>>>>

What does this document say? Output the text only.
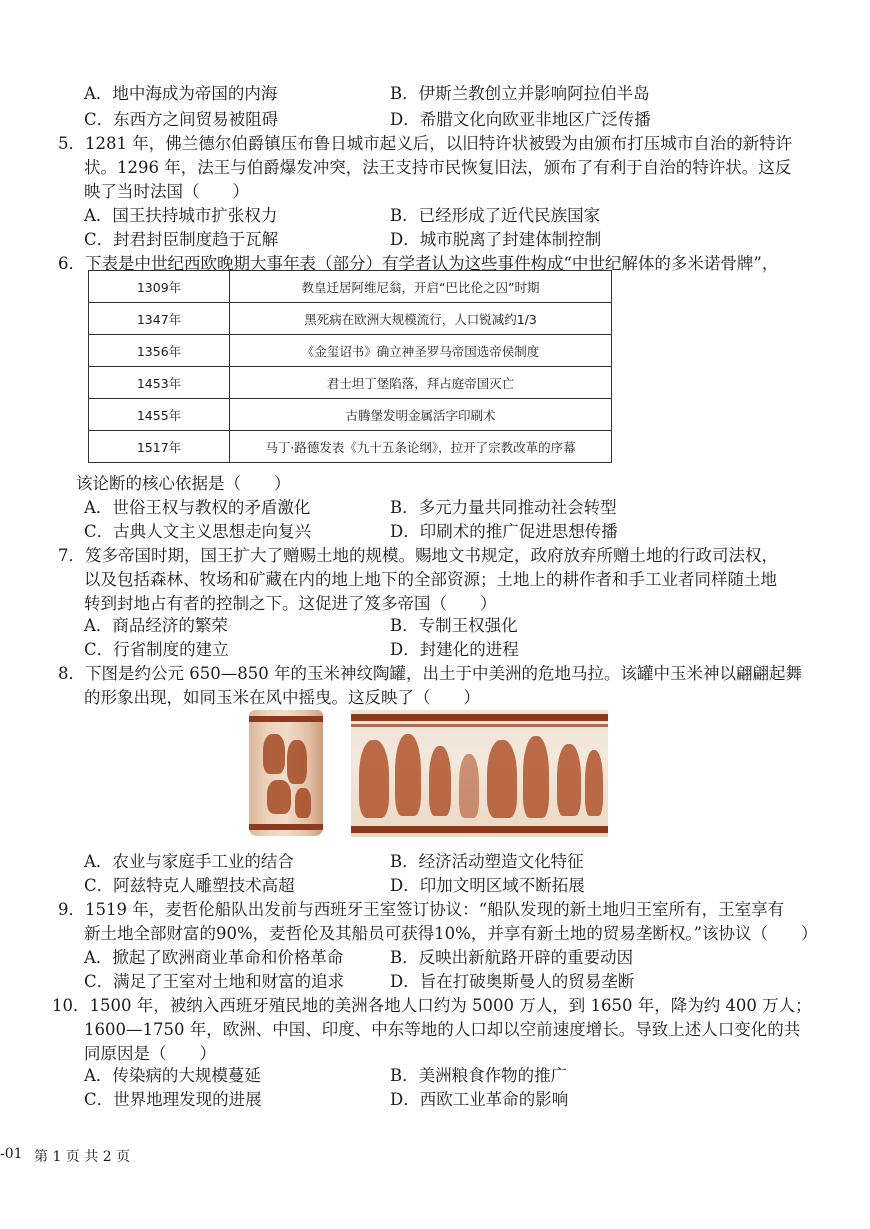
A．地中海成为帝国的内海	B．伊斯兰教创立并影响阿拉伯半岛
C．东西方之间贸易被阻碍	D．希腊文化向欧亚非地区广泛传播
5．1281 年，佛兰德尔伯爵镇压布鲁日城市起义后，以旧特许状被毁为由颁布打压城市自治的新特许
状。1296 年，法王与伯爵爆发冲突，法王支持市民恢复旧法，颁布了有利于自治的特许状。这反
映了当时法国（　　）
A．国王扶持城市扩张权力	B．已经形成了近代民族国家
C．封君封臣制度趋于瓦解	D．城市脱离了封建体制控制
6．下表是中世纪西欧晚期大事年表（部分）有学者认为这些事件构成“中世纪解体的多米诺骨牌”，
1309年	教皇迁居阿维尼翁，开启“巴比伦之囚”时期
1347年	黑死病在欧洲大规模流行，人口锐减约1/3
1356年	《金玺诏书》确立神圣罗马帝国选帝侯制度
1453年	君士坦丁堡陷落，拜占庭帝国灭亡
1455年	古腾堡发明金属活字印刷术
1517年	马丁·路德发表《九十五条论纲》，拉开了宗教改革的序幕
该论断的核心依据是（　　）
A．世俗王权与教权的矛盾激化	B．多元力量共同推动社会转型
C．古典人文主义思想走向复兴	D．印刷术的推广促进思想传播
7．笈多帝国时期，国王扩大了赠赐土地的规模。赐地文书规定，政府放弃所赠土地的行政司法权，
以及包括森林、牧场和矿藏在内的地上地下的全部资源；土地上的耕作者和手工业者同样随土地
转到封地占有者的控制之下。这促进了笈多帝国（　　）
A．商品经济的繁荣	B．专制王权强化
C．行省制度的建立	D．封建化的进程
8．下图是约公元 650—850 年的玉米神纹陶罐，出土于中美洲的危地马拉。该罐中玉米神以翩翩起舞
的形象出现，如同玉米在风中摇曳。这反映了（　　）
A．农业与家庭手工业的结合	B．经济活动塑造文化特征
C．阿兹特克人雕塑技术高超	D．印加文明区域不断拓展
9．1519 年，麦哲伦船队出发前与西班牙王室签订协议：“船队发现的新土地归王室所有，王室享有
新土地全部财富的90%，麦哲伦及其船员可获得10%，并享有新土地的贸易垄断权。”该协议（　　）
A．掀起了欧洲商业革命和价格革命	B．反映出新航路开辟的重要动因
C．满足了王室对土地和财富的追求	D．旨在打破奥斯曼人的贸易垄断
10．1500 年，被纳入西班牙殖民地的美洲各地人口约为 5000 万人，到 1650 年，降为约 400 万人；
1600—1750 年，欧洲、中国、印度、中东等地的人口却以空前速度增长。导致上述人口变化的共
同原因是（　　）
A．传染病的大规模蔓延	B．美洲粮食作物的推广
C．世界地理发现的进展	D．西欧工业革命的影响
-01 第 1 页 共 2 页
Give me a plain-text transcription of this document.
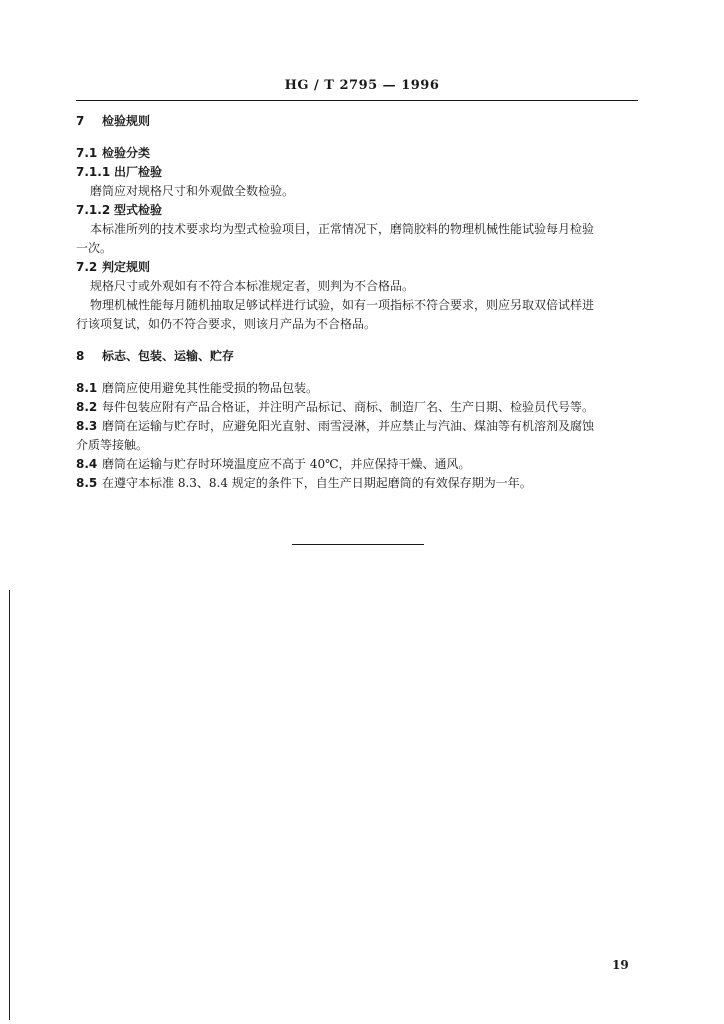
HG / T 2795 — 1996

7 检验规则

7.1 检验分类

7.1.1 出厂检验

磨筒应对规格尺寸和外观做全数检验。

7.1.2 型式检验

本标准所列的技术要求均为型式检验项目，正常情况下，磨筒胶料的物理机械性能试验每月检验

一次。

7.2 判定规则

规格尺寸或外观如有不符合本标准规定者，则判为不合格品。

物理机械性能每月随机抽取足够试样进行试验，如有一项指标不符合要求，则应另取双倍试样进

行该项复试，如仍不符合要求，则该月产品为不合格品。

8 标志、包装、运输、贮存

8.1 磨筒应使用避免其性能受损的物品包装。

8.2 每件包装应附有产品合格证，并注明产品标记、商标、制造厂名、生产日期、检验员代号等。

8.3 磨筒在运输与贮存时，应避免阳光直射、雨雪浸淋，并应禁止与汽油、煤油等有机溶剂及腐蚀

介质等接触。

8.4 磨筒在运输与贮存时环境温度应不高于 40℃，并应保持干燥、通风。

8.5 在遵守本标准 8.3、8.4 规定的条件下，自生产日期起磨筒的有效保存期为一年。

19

<<<<
>>>>

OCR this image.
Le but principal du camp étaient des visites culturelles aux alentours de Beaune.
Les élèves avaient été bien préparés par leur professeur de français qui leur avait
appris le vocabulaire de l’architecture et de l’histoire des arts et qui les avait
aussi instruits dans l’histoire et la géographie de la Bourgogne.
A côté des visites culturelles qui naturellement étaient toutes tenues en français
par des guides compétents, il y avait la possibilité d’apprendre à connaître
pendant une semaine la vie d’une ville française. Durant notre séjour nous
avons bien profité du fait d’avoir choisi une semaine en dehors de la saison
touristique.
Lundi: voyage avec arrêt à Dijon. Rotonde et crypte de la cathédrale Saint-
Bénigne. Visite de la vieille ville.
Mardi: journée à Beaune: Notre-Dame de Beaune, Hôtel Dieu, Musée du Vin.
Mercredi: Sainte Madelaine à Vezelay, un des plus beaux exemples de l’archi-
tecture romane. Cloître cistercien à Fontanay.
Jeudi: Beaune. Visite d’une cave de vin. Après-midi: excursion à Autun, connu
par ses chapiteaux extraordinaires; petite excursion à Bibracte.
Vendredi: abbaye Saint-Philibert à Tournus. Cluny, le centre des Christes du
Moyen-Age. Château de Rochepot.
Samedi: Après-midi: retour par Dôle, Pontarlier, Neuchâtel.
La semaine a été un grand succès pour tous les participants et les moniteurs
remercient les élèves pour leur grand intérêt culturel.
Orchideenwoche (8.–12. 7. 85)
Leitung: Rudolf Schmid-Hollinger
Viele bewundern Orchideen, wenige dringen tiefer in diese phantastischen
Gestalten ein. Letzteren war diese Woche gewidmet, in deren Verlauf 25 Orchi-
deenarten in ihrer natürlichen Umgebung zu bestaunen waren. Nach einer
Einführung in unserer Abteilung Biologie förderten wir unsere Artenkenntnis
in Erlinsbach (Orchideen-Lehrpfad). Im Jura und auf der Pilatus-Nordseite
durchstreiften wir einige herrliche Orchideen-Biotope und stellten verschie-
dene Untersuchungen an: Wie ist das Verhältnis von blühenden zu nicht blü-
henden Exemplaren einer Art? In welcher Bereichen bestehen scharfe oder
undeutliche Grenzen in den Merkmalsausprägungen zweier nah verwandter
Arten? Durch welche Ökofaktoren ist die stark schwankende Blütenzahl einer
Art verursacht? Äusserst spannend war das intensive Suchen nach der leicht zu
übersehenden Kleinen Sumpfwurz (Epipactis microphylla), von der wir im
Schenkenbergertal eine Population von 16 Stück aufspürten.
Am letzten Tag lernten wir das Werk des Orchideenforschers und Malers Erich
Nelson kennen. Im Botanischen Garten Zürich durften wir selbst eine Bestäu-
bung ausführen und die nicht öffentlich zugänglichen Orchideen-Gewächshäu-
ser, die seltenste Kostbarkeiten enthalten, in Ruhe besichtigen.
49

<<<<

▶ **EXERCISE DESCRIPTION**
List all lines where "bien" occurs.

▶ **TASK RESULT**
Les élèves avaient été bien préparés par leur professeur de français qui leur avait
avons bien profité du fait d’avoir choisi une semaine en dehors de la saison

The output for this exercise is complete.